#### [WHAT IS EXPECTED]
Could you rewrite the entries starting at the line containing "identify all the" and ending after the line containing "chart-frame: TheBottleneck.com: [0, 0, 800, 800]", with "dip-marker" changed to "trough-marker" and nothing else altered? Return only those lines.
+ + + +
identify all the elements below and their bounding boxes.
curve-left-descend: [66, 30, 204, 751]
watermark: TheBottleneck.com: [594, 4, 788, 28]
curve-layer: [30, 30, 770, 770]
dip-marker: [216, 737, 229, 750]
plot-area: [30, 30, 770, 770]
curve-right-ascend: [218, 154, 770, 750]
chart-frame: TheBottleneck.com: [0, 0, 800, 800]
+ + + +
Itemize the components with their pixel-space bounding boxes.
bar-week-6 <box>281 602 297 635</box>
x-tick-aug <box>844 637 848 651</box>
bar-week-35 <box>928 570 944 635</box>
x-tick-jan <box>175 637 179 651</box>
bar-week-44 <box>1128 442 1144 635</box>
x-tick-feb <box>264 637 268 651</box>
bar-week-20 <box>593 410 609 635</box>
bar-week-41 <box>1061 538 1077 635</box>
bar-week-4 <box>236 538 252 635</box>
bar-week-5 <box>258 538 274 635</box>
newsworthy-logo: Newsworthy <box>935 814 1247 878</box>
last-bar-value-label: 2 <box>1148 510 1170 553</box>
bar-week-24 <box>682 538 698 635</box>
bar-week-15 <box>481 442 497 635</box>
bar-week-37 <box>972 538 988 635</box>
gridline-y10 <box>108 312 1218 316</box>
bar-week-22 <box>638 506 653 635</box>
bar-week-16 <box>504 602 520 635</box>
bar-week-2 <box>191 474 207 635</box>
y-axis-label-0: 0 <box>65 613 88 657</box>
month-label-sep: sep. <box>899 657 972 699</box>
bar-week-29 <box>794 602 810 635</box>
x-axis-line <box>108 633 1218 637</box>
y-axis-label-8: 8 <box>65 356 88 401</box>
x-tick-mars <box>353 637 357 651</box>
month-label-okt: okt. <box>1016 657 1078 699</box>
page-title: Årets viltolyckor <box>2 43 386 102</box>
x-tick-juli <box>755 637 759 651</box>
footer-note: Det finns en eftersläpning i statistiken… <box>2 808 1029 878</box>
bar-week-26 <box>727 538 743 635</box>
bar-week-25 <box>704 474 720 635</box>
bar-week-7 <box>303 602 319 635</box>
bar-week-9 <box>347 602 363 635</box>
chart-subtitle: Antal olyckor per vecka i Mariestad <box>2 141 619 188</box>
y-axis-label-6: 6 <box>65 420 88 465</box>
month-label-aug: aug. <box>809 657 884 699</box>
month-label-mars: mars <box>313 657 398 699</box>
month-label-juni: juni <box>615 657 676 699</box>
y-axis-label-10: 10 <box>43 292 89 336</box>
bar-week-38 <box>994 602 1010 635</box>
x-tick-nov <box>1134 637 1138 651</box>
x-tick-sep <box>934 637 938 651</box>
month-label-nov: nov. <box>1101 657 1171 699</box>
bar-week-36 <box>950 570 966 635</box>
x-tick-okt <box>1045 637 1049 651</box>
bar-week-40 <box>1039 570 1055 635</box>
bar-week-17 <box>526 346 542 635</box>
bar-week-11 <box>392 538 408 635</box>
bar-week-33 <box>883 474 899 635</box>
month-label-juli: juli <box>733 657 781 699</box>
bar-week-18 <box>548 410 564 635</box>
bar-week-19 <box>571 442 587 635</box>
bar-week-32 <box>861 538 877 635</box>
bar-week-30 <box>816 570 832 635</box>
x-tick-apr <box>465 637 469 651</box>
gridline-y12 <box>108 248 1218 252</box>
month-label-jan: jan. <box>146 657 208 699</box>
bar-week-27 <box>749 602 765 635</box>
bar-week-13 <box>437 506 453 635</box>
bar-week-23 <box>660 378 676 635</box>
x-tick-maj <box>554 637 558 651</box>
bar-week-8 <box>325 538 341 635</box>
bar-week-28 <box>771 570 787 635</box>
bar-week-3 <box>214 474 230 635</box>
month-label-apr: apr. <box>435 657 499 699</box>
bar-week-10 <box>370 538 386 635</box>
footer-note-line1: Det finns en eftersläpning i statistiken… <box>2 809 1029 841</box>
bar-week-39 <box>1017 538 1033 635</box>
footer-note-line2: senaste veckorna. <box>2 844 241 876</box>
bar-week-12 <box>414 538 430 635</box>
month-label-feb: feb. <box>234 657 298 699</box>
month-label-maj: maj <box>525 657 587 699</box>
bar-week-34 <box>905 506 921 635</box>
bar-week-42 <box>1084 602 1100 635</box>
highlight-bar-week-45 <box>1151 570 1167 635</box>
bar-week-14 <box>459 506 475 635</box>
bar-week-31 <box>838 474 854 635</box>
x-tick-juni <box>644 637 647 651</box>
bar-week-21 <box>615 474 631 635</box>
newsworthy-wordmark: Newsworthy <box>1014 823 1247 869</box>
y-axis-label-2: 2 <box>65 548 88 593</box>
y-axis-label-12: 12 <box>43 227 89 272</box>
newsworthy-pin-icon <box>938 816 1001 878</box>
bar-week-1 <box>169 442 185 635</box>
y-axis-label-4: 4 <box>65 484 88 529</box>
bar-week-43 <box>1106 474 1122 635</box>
+ + + +
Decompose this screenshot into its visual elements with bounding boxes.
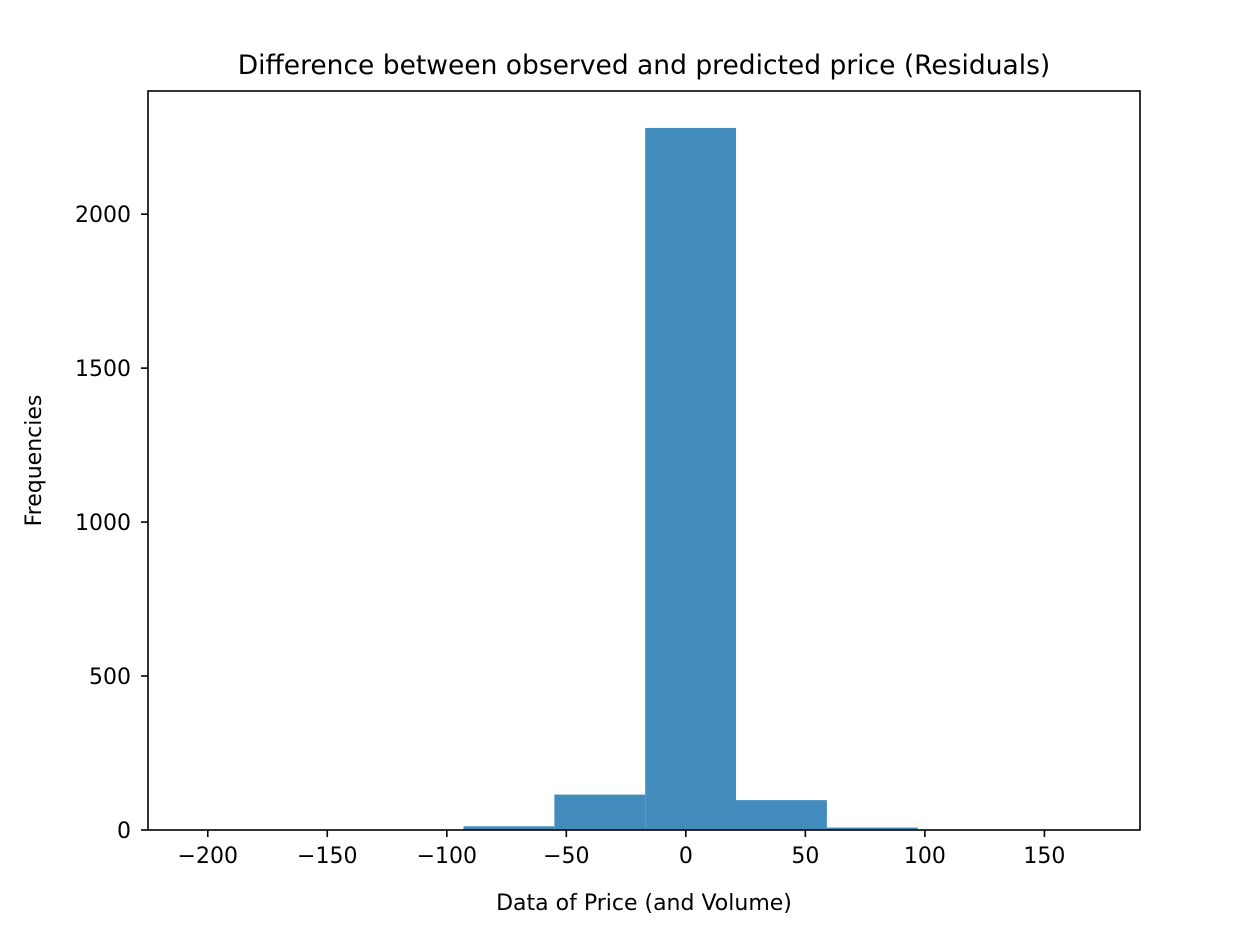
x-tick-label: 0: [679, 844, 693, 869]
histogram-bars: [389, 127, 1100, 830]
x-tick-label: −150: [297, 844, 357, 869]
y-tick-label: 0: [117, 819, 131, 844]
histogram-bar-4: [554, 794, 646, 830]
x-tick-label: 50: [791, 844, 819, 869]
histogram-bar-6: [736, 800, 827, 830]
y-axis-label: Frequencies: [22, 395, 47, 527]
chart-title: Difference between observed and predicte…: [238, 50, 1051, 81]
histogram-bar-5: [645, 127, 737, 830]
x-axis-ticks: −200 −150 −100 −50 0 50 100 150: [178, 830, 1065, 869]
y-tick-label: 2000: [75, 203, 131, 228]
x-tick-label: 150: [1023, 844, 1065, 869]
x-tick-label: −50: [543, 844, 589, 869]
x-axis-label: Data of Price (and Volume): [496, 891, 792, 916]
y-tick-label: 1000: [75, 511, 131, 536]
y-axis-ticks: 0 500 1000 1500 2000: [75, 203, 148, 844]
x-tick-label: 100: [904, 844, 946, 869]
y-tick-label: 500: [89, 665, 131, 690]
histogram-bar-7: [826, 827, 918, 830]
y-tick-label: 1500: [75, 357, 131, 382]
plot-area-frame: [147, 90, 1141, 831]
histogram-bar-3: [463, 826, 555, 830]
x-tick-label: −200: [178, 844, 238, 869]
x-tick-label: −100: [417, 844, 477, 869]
+ + + +
#### [RESULT OF THE EXERCISE]
identify all the elements below and their bounding boxes.
curve-left-descend: [66, 30, 204, 751]
watermark: TheBottleneck.com: [594, 4, 788, 28]
curve-layer: [30, 30, 770, 770]
trough-marker: [216, 737, 229, 750]
plot-area: [30, 30, 770, 770]
curve-right-ascend: [218, 154, 770, 750]
chart-frame: TheBottleneck.com: [0, 0, 800, 800]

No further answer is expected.